Dataset listings of figures:
——————————

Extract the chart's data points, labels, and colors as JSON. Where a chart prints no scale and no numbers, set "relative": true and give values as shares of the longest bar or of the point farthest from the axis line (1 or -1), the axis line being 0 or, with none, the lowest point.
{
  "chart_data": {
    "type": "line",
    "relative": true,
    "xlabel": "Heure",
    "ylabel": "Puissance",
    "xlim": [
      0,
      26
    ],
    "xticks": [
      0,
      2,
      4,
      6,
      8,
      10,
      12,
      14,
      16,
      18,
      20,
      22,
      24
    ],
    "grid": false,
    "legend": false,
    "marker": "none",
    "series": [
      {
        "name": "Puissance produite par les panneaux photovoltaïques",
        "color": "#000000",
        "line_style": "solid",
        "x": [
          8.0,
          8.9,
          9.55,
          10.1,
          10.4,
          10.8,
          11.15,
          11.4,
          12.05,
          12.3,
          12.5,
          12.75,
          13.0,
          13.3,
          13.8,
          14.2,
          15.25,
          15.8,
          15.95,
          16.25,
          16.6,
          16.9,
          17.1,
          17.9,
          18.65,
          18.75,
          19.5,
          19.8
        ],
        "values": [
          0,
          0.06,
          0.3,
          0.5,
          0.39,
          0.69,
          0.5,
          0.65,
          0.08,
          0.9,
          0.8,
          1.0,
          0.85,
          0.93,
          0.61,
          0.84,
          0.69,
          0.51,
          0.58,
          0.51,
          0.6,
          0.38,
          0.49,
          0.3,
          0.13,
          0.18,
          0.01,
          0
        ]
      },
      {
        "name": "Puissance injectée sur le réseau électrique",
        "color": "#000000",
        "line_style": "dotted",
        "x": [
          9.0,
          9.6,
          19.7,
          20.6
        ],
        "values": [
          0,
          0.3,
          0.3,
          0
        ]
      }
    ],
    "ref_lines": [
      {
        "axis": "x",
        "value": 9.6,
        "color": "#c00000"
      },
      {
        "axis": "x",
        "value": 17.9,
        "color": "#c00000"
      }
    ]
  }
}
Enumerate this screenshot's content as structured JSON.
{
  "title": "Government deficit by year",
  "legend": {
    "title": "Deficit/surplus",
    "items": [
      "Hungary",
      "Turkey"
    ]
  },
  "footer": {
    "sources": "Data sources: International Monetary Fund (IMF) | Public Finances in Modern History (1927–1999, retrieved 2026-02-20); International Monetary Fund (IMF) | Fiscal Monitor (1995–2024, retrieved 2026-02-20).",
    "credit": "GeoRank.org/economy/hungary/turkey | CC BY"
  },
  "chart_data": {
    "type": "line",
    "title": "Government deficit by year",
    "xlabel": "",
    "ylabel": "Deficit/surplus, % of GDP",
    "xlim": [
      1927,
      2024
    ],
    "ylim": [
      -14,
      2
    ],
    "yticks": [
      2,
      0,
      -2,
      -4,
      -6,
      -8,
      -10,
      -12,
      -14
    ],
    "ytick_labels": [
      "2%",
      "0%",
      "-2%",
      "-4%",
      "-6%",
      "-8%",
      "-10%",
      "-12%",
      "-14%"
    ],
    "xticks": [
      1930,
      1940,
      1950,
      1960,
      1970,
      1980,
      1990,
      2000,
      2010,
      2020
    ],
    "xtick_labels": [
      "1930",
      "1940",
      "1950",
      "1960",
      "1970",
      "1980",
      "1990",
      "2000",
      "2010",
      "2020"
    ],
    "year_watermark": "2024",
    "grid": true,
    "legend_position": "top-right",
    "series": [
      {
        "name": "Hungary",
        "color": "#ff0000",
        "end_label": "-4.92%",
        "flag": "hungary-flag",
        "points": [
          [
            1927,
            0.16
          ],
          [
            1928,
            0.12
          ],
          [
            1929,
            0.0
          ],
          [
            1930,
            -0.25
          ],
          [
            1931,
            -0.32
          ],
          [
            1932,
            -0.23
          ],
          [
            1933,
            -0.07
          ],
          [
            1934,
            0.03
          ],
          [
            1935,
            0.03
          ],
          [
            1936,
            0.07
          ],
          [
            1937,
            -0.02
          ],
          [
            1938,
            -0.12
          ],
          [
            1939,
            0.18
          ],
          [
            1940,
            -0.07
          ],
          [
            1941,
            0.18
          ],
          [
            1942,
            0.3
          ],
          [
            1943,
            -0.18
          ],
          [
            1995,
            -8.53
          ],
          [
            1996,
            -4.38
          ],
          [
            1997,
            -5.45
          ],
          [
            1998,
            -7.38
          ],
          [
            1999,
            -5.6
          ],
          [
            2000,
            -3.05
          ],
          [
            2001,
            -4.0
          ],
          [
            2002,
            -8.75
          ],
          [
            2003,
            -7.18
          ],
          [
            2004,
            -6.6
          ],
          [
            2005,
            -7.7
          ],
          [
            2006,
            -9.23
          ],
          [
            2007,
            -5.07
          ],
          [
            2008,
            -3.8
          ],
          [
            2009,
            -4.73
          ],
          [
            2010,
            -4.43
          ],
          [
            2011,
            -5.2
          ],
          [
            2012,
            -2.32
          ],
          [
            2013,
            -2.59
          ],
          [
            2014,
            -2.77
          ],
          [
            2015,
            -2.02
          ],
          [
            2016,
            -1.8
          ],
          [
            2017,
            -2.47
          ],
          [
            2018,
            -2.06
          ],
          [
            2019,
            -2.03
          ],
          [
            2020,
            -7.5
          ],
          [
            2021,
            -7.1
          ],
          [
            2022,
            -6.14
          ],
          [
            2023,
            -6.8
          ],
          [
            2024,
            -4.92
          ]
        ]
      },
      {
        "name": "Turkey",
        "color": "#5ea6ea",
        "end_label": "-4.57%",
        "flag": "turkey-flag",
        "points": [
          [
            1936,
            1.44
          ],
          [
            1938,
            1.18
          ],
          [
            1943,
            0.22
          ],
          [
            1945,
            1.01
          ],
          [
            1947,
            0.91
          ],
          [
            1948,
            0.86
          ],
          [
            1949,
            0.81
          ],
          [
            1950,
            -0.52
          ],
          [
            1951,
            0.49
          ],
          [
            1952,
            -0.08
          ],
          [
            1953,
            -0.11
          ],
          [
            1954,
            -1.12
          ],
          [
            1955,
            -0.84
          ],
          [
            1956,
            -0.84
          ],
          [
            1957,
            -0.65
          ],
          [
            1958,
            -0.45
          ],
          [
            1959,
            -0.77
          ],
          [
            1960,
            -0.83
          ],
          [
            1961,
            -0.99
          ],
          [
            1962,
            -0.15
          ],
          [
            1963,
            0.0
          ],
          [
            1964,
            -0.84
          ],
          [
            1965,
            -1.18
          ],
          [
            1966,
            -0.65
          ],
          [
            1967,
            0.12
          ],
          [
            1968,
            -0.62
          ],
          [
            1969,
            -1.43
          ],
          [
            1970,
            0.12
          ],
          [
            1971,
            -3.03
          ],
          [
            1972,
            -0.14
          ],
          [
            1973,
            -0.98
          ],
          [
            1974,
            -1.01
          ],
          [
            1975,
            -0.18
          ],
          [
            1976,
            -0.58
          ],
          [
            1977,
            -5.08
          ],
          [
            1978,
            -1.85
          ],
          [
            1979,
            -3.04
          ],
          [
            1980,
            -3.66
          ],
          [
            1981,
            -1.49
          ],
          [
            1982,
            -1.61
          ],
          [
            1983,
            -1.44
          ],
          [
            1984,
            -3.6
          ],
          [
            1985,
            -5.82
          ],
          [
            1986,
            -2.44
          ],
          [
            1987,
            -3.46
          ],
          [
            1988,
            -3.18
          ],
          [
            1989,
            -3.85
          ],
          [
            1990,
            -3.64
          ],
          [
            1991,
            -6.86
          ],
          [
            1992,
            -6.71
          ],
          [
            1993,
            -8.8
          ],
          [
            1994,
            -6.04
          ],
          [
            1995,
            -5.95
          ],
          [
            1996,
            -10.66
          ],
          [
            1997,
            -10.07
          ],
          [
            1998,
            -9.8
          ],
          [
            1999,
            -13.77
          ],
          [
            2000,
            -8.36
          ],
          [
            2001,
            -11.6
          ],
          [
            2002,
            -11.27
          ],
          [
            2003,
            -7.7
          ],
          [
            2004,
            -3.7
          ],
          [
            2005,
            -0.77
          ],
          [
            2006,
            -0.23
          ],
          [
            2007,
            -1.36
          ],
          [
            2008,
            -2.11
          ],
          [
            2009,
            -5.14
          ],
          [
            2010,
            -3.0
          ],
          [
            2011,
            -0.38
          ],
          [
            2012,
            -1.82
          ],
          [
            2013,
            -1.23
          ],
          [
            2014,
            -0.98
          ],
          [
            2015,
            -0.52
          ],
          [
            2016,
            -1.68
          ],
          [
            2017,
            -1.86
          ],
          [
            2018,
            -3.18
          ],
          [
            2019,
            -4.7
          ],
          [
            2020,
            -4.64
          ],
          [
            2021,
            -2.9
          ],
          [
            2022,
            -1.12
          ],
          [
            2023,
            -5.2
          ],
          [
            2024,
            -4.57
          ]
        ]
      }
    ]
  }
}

——————————

Filter the records down to the lines that contain the string "Puissance", and copy those lines.

● Answer to the exercise
    "ylabel": "Puissance",
        "name": "Puissance produite par les panneaux photovoltaïques",
        "name": "Puissance injectée sur le réseau électrique",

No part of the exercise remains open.